>>>

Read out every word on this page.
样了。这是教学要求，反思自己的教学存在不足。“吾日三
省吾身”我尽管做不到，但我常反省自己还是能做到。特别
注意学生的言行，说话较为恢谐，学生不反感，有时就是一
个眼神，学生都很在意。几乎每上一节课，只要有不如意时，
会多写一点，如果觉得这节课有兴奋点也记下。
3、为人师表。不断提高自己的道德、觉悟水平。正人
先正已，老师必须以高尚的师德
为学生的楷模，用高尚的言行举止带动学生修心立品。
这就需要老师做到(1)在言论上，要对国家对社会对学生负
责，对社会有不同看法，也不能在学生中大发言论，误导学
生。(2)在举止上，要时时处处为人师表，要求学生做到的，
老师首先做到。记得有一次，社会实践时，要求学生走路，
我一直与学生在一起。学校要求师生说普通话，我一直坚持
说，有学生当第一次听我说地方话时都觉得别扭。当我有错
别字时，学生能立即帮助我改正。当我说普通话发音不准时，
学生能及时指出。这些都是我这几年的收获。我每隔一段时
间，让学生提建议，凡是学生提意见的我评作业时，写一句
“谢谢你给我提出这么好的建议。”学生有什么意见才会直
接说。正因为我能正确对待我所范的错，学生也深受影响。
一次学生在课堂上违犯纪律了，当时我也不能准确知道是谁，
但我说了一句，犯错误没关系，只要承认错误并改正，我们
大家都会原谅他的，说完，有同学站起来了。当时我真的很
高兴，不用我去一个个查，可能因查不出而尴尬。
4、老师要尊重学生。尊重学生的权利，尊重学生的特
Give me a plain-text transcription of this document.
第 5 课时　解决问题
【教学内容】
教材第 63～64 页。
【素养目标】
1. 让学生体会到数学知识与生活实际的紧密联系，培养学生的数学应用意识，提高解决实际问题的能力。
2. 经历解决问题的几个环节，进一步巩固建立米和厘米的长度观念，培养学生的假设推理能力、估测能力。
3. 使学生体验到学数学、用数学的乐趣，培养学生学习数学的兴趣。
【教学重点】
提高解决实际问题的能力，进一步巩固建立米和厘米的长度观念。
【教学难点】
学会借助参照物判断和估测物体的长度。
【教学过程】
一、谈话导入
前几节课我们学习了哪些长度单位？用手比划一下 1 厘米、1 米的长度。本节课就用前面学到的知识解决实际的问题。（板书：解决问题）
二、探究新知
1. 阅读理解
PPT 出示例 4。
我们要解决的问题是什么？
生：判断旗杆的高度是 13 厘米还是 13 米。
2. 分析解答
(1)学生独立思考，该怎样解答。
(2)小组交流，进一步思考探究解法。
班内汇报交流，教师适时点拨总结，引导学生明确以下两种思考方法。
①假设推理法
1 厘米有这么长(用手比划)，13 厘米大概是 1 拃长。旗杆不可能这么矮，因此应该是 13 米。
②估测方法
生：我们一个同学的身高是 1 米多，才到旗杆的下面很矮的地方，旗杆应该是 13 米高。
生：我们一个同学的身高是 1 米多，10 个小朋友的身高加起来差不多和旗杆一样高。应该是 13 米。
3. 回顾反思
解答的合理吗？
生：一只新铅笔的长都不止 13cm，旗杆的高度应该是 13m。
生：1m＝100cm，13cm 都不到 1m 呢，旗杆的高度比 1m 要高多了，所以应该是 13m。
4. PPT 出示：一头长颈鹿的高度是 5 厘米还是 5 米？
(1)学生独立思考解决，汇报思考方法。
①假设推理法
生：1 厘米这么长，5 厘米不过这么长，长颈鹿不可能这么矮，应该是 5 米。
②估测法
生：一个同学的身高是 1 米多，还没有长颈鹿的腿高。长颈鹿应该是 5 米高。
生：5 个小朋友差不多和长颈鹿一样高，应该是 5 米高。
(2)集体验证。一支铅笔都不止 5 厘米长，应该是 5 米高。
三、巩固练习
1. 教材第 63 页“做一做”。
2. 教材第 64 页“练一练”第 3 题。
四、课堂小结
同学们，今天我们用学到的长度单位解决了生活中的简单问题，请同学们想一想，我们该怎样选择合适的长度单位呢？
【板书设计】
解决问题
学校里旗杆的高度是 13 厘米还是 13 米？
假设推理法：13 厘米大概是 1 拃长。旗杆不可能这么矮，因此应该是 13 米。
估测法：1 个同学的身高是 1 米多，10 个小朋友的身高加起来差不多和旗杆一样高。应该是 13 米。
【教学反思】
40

<<<

## Stated goal
Output all of the material, please, exactly as it stands.

## Written answer
Read out every word on this page.
样了。这是教学要求，反思自己的教学存在不足。“吾日三
省吾身”我尽管做不到，但我常反省自己还是能做到。特别
注意学生的言行，说话较为恢谐，学生不反感，有时就是一
个眼神，学生都很在意。几乎每上一节课，只要有不如意时，
会多写一点，如果觉得这节课有兴奋点也记下。
3、为人师表。不断提高自己的道德、觉悟水平。正人
先正已，老师必须以高尚的师德
为学生的楷模，用高尚的言行举止带动学生修心立品。
这就需要老师做到(1)在言论上，要对国家对社会对学生负
责，对社会有不同看法，也不能在学生中大发言论，误导学
生。(2)在举止上，要时时处处为人师表，要求学生做到的，
老师首先做到。记得有一次，社会实践时，要求学生走路，
我一直与学生在一起。学校要求师生说普通话，我一直坚持
说，有学生当第一次听我说地方话时都觉得别扭。当我有错
别字时，学生能立即帮助我改正。当我说普通话发音不准时，
学生能及时指出。这些都是我这几年的收获。我每隔一段时
间，让学生提建议，凡是学生提意见的我评作业时，写一句
“谢谢你给我提出这么好的建议。”学生有什么意见才会直
接说。正因为我能正确对待我所范的错，学生也深受影响。
一次学生在课堂上违犯纪律了，当时我也不能准确知道是谁，
但我说了一句，犯错误没关系，只要承认错误并改正，我们
大家都会原谅他的，说完，有同学站起来了。当时我真的很
高兴，不用我去一个个查，可能因查不出而尴尬。
4、老师要尊重学生。尊重学生的权利，尊重学生的特
Give me a plain-text transcription of this document.
第 5 课时　解决问题
【教学内容】
教材第 63～64 页。
【素养目标】
1. 让学生体会到数学知识与生活实际的紧密联系，培养学生的数学应用意识，提高解决实际问题的能力。
2. 经历解决问题的几个环节，进一步巩固建立米和厘米的长度观念，培养学生的假设推理能力、估测能力。
3. 使学生体验到学数学、用数学的乐趣，培养学生学习数学的兴趣。
【教学重点】
提高解决实际问题的能力，进一步巩固建立米和厘米的长度观念。
【教学难点】
学会借助参照物判断和估测物体的长度。
【教学过程】
一、谈话导入
前几节课我们学习了哪些长度单位？用手比划一下 1 厘米、1 米的长度。本节课就用前面学到的知识解决实际的问题。（板书：解决问题）
二、探究新知
1. 阅读理解
PPT 出示例 4。
我们要解决的问题是什么？
生：判断旗杆的高度是 13 厘米还是 13 米。
2. 分析解答
(1)学生独立思考，该怎样解答。
(2)小组交流，进一步思考探究解法。
班内汇报交流，教师适时点拨总结，引导学生明确以下两种思考方法。
①假设推理法
1 厘米有这么长(用手比划)，13 厘米大概是 1 拃长。旗杆不可能这么矮，因此应该是 13 米。
②估测方法
生：我们一个同学的身高是 1 米多，才到旗杆的下面很矮的地方，旗杆应该是 13 米高。
生：我们一个同学的身高是 1 米多，10 个小朋友的身高加起来差不多和旗杆一样高。应该是 13 米。
3. 回顾反思
解答的合理吗？
生：一只新铅笔的长都不止 13cm，旗杆的高度应该是 13m。
生：1m＝100cm，13cm 都不到 1m 呢，旗杆的高度比 1m 要高多了，所以应该是 13m。
4. PPT 出示：一头长颈鹿的高度是 5 厘米还是 5 米？
(1)学生独立思考解决，汇报思考方法。
①假设推理法
生：1 厘米这么长，5 厘米不过这么长，长颈鹿不可能这么矮，应该是 5 米。
②估测法
生：一个同学的身高是 1 米多，还没有长颈鹿的腿高。长颈鹿应该是 5 米高。
生：5 个小朋友差不多和长颈鹿一样高，应该是 5 米高。
(2)集体验证。一支铅笔都不止 5 厘米长，应该是 5 米高。
三、巩固练习
1. 教材第 63 页“做一做”。
2. 教材第 64 页“练一练”第 3 题。
四、课堂小结
同学们，今天我们用学到的长度单位解决了生活中的简单问题，请同学们想一想，我们该怎样选择合适的长度单位呢？
【板书设计】
解决问题
学校里旗杆的高度是 13 厘米还是 13 米？
假设推理法：13 厘米大概是 1 拃长。旗杆不可能这么矮，因此应该是 13 米。
估测法：1 个同学的身高是 1 米多，10 个小朋友的身高加起来差不多和旗杆一样高。应该是 13 米。
【教学反思】
40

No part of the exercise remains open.